● **MATERIAL FOR THE TASK**

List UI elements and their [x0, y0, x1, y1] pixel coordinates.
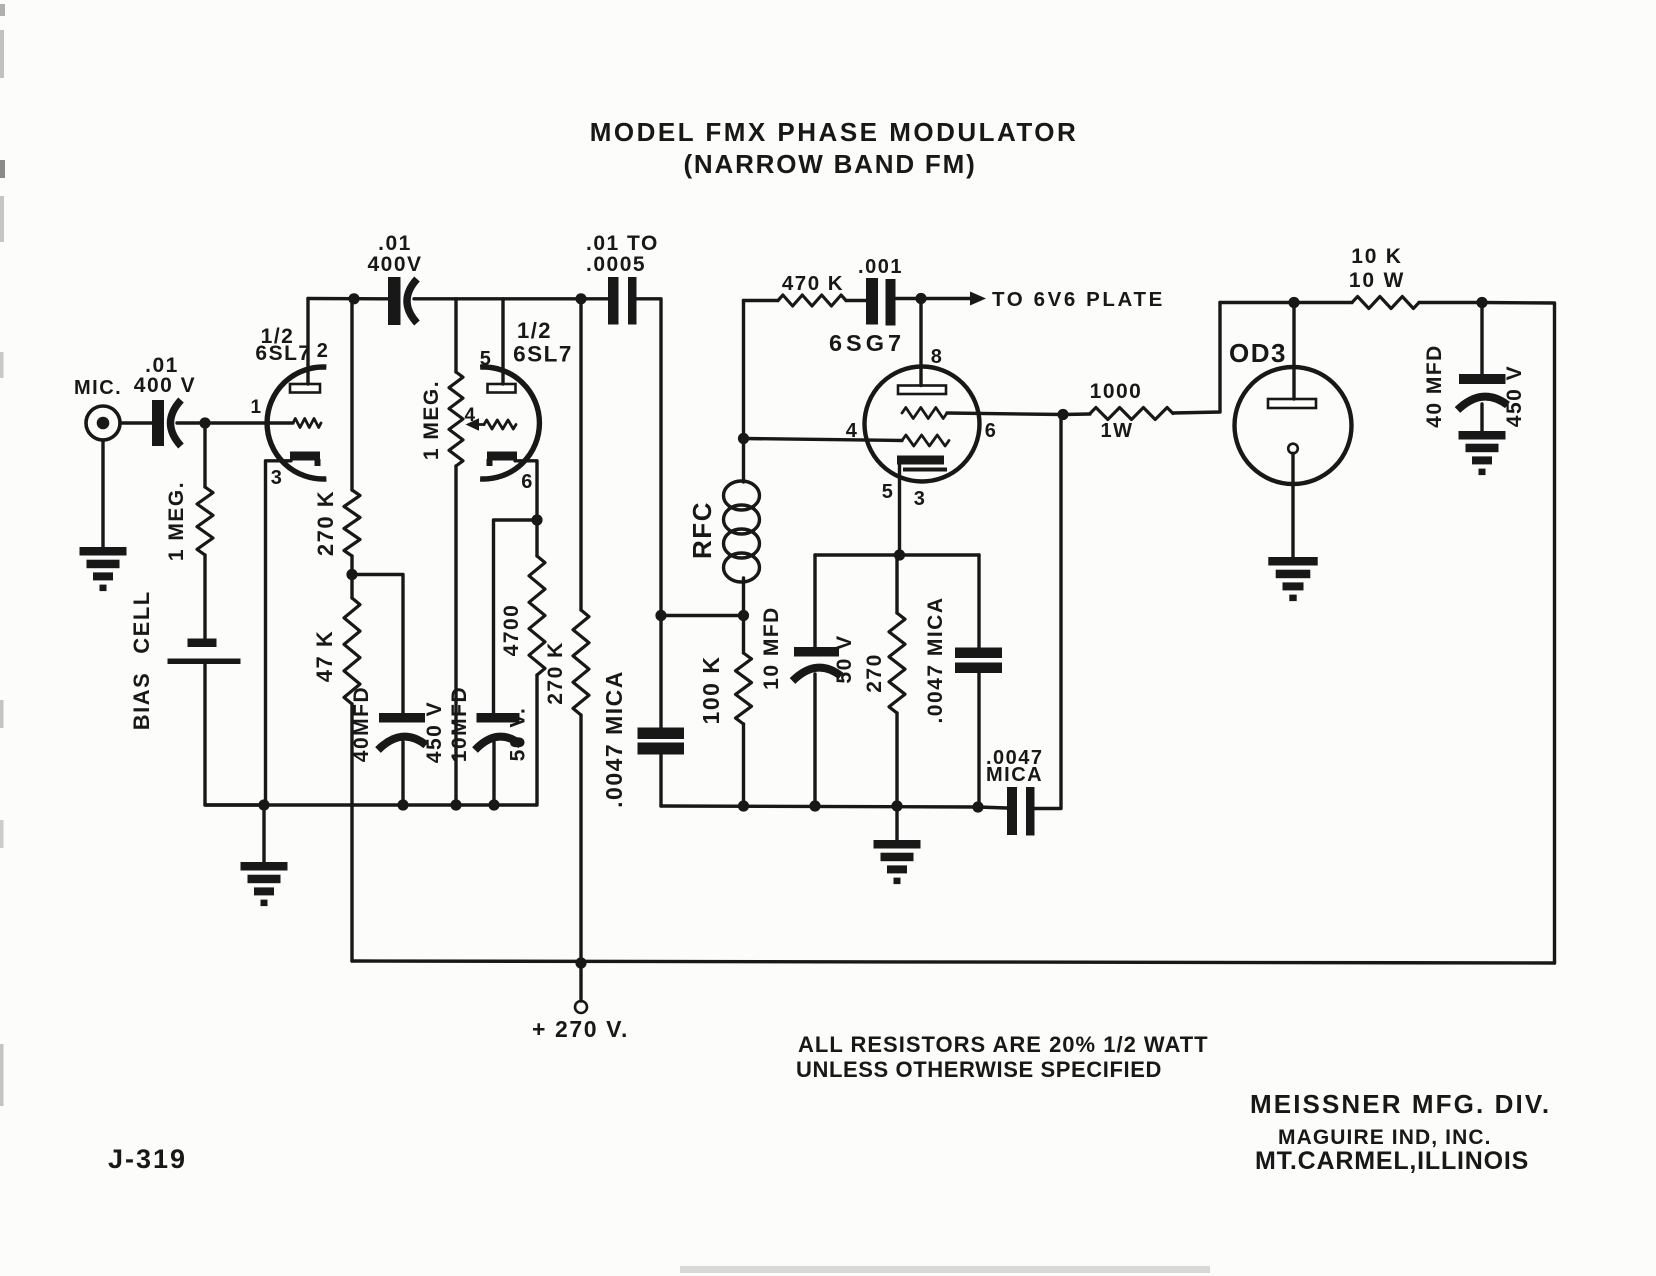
wire .001 cap to arrow	[896, 297, 972, 300]
tube V4 OD3 envelope	[1235, 367, 1352, 484]
wire B+ line (+270V rail)	[352, 961, 1555, 963]
node pin6/1000 (junction dot)	[1057, 409, 1068, 420]
V3 cathode and suppressor	[897, 456, 944, 465]
V4 plate lead	[1292, 303, 1295, 400]
wire V1 plate to coupling cap	[308, 297, 388, 301]
tube V2 1/2 6SL7 envelope	[480, 367, 539, 479]
wire RFC node to V3 grid pin 4	[744, 439, 903, 441]
svg-text:MT.CARMEL,ILLINOIS: MT.CARMEL,ILLINOIS	[1255, 1147, 1529, 1175]
V2 plate lead	[501, 299, 504, 384]
scan marks left edge (decorative)	[0, 4, 5, 16]
svg-text:270 K: 270 K	[544, 641, 567, 705]
resistor 1 MEG (grid leak)	[203, 423, 206, 487]
svg-text:J-319: J-319	[108, 1144, 187, 1174]
node OD3 plate (junction dot)	[1288, 297, 1299, 308]
svg-text:+ 270 V.: + 270 V.	[532, 1016, 629, 1042]
node 40MFD / B+ (junction dot)	[1476, 297, 1487, 308]
potentiometer 1 MEG.	[454, 299, 457, 372]
svg-text:MICA: MICA	[986, 764, 1043, 786]
junction dot .0047 bus	[972, 801, 983, 812]
wire cap to RFC drop	[637, 299, 662, 616]
junction dot bias/V1 cathode bus	[258, 799, 269, 810]
V2 cathode	[487, 452, 517, 461]
arrow TO 6V6 PLATE	[970, 292, 986, 306]
svg-text:8: 8	[931, 346, 944, 368]
svg-text:40 MFD: 40 MFD	[1423, 344, 1446, 428]
V1 cathode	[290, 452, 320, 461]
svg-text:CELL: CELL	[129, 590, 154, 653]
svg-text:6: 6	[521, 471, 534, 493]
capacitor 40 MFD 450 V (filter)	[1480, 303, 1483, 375]
wire 1 MEG to bias cell	[203, 555, 206, 638]
svg-text:4: 4	[464, 405, 476, 426]
node V3 plate / output (junction dot)	[915, 293, 926, 304]
svg-text:.001: .001	[858, 256, 903, 278]
svg-text:ALL RESISTORS ARE 20% 1/2 WAT: ALL RESISTORS ARE 20% 1/2 WATT	[798, 1032, 1209, 1057]
svg-text:2: 2	[317, 340, 330, 362]
svg-text:5: 5	[882, 481, 895, 503]
svg-text:.0005: .0005	[586, 253, 646, 276]
wire 47K down to B+ line (crosses ground bus)	[350, 704, 353, 961]
wire MIC jack to coupling cap	[120, 421, 152, 424]
junction dot 10MFD bus	[809, 800, 820, 811]
junction dot 10MFD on ground bus	[488, 799, 499, 810]
svg-text:1 MEG.: 1 MEG.	[420, 380, 443, 460]
V4 cathode (starter electrode)	[1288, 444, 1298, 454]
V1 plate lead	[306, 299, 309, 385]
svg-text:MODEL FMX PHASE MODULATOR: MODEL FMX PHASE MODULATOR	[590, 117, 1079, 147]
terminal +270 V.	[579, 963, 582, 1001]
wire bus to ground (second stage)	[895, 806, 898, 840]
svg-text:10 W: 10 W	[1349, 269, 1405, 292]
V1 plate	[290, 384, 320, 393]
V1 grid (zigzag)	[293, 419, 321, 428]
resistor 270 K (V1 plate load)	[350, 299, 353, 490]
svg-text:MEISSNER MFG. DIV.: MEISSNER MFG. DIV.	[1250, 1089, 1551, 1119]
wire bias cell to ground bus	[205, 664, 264, 805]
ground bus wire (left)	[205, 803, 536, 806]
svg-text:5: 5	[480, 348, 493, 370]
wire 1000 to 10K line	[1173, 303, 1220, 414]
svg-text:6: 6	[985, 420, 998, 442]
tube V1 1/2 6SL7 envelope	[267, 367, 326, 479]
wire MIC jack down to ground	[101, 440, 104, 547]
svg-text:400 V: 400 V	[134, 374, 196, 397]
ground (second stage)	[874, 840, 921, 849]
svg-text:UNLESS OTHERWISE SPECIFIED: UNLESS OTHERWISE SPECIFIED	[796, 1057, 1162, 1082]
svg-text:450 V: 450 V	[1503, 365, 1526, 427]
wire 470K to .001 cap	[846, 299, 866, 302]
svg-text:50 V: 50 V	[833, 634, 856, 683]
inductor RFC (choke)	[742, 439, 745, 483]
svg-text:MAGUIRE IND, INC.: MAGUIRE IND, INC.	[1278, 1126, 1492, 1149]
svg-text:RFC: RFC	[687, 501, 717, 559]
V3 plate	[898, 386, 946, 395]
ground (mic jack)	[80, 547, 127, 556]
svg-text:4: 4	[846, 420, 859, 442]
svg-text:1: 1	[250, 397, 262, 418]
wire coupling cap to pot / V2 plate node	[414, 297, 608, 300]
wire decoupling node to 40MFD cap	[352, 575, 403, 714]
wire top right: OD3 node to 10K	[1220, 301, 1352, 304]
tube V3 6SG7 envelope	[865, 367, 980, 482]
node 270K/47K junction (dot)	[346, 569, 357, 580]
junction dot 270 bus	[891, 800, 902, 811]
wire cathode node left/right	[815, 553, 979, 556]
wire node to RFC/100K	[661, 614, 744, 617]
resistor 270 (cathode)	[895, 555, 898, 613]
V3 control grid (zigzag, pin 4)	[902, 435, 949, 446]
svg-text:100 K: 100 K	[698, 656, 724, 725]
svg-text:6SG7: 6SG7	[829, 330, 905, 356]
V2 cathode lead	[515, 461, 537, 520]
svg-text:1/2: 1/2	[517, 318, 552, 343]
svg-text:TO 6V6 PLATE: TO 6V6 PLATE	[992, 288, 1165, 311]
svg-text:4700: 4700	[500, 604, 523, 657]
svg-text:450 V: 450 V	[423, 701, 446, 763]
wire 4700 to ground bus end	[536, 675, 537, 805]
capacitor .001	[866, 278, 878, 325]
svg-text:10 MFD: 10 MFD	[760, 606, 783, 690]
svg-text:.01: .01	[378, 232, 412, 255]
capacitor .0047 MICA (cathode)	[977, 555, 980, 648]
wire pin 6 to 1000 ohm node	[947, 413, 1063, 415]
V4 cathode lead to ground	[1291, 453, 1294, 557]
node V3 cathode (junction dot)	[894, 549, 905, 560]
svg-text:1 MEG.: 1 MEG.	[165, 481, 188, 561]
pot wiper arrow (pin 4)	[466, 418, 480, 430]
svg-text:40MFD: 40MFD	[350, 686, 373, 762]
capacitor .01 TO .0005 (output coupling)	[608, 277, 619, 325]
svg-text:3: 3	[914, 488, 927, 510]
V3 cathode lead	[898, 464, 901, 555]
wire cap to grid node	[177, 421, 293, 424]
capacitor .0047 MICA (output coupling)	[978, 807, 1007, 808]
ground (OD3)	[1268, 557, 1317, 566]
V2 plate	[488, 384, 516, 393]
node V2 cathode (junction dot)	[531, 514, 542, 525]
resistor 100 K (grid leak V3)	[742, 616, 745, 654]
capacitor .01 400V (mic coupling)	[152, 400, 164, 446]
junction dot 40MFD on ground bus	[397, 799, 408, 810]
resistor 4700 (V2 cathode)	[535, 520, 538, 556]
svg-text:.0047 MICA: .0047 MICA	[924, 596, 947, 723]
resistor 1000 1W	[1063, 412, 1090, 416]
svg-text:50 V.: 50 V.	[507, 707, 530, 762]
resistor 47 K (decoupling)	[350, 575, 353, 599]
svg-text:OD3: OD3	[1229, 338, 1287, 368]
V1 cathode lead to ground bus	[266, 461, 292, 805]
wire 470K corner down to RFC top	[742, 301, 745, 439]
svg-text:6SL7: 6SL7	[255, 342, 311, 365]
svg-text:10 K: 10 K	[1351, 245, 1403, 268]
wire 270K down to +270V node	[579, 715, 582, 963]
wire bus to main ground	[262, 805, 265, 862]
capacitor 40 MFD 450 V (decoupling electrolytic)	[379, 713, 425, 723]
ground (filter cap)	[1459, 431, 1506, 440]
resistor 470 K	[744, 299, 779, 302]
V4 plate	[1268, 399, 1316, 408]
svg-text:400V: 400V	[367, 253, 422, 276]
svg-text:10MFD: 10MFD	[448, 686, 471, 762]
node RFC top / grid V3 (junction dot)	[738, 433, 749, 444]
ground bus wire (right)	[661, 806, 978, 807]
V3 screen grid (zigzag, pin 6)	[902, 408, 947, 419]
wire pot bottom to ground bus	[454, 466, 457, 805]
capacitor 10 MFD 50 V (cathode bypass)	[813, 555, 816, 647]
capacitor .0047 MICA (to ground bus)	[659, 616, 662, 728]
svg-text:3: 3	[271, 467, 284, 489]
resistor 270 K (V2 plate load)	[579, 299, 582, 610]
svg-text:47 K: 47 K	[312, 630, 337, 682]
node RFC bottom (junction dot)	[655, 610, 666, 621]
svg-text:470 K: 470 K	[782, 272, 844, 295]
V2 grid (zigzag)	[484, 420, 516, 429]
svg-text:1W: 1W	[1101, 420, 1134, 442]
svg-text:1000: 1000	[1090, 380, 1143, 403]
svg-text:.01 TO: .01 TO	[586, 232, 659, 255]
svg-text:BIAS: BIAS	[129, 672, 154, 731]
microphone jack MIC.	[86, 406, 120, 440]
wire to right edge and down	[1482, 303, 1555, 964]
node +270V feed (junction dot)	[575, 957, 586, 968]
ground (main, first stage)	[241, 862, 288, 871]
svg-text:MIC.: MIC.	[74, 377, 122, 399]
node V1 plate / 270K (junction dot)	[348, 293, 359, 304]
svg-text:6SL7: 6SL7	[513, 342, 573, 367]
svg-text:(NARROW BAND FM): (NARROW BAND FM)	[683, 149, 976, 179]
capacitor .01 400V (interstage coupling)	[388, 277, 401, 325]
wire cathode node to 10MFD bypass	[494, 520, 538, 713]
V3 plate lead from .001 node	[919, 299, 922, 386]
capacitor 10 MFD 50 V. (cathode bypass)	[477, 713, 520, 723]
wire 10K to 40MFD node	[1419, 301, 1482, 304]
junction dot 100K on ground bus	[738, 800, 749, 811]
resistor 10 K 10 W	[1352, 297, 1419, 309]
node grid V1 (junction dot)	[199, 417, 210, 428]
svg-text:270: 270	[863, 653, 886, 693]
node V2 plate / output cap (junction dot)	[575, 293, 586, 304]
battery BIAS CELL	[188, 639, 217, 648]
svg-text:270 K: 270 K	[313, 490, 338, 556]
junction dot pot/ground bus	[450, 799, 461, 810]
svg-text:.0047 MICA: .0047 MICA	[601, 670, 627, 808]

● **EXERCISE DIRECTIONS**
Reproduce the records verbatim, starting at the line containing "wire .001 cap" and ending at the line containing "svg-text:+ 270 V.: +", both included.

● **FINAL RESULT**
wire .001 cap to arrow	[896, 297, 972, 300]
tube V4 OD3 envelope	[1235, 367, 1352, 484]
wire B+ line (+270V rail)	[352, 961, 1555, 963]
node pin6/1000 (junction dot)	[1057, 409, 1068, 420]
V3 cathode and suppressor	[897, 456, 944, 465]
V4 plate lead	[1292, 303, 1295, 400]
wire V1 plate to coupling cap	[308, 297, 388, 301]
tube V2 1/2 6SL7 envelope	[480, 367, 539, 479]
wire RFC node to V3 grid pin 4	[744, 439, 903, 441]
svg-text:MT.CARMEL,ILLINOIS: MT.CARMEL,ILLINOIS	[1255, 1147, 1529, 1175]
V2 plate lead	[501, 299, 504, 384]
scan marks left edge (decorative)	[0, 4, 5, 16]
svg-text:270 K: 270 K	[544, 641, 567, 705]
resistor 1 MEG (grid leak)	[203, 423, 206, 487]
svg-text:J-319: J-319	[108, 1144, 187, 1174]
node OD3 plate (junction dot)	[1288, 297, 1299, 308]
svg-text:+ 270 V.: + 270 V.	[532, 1016, 629, 1042]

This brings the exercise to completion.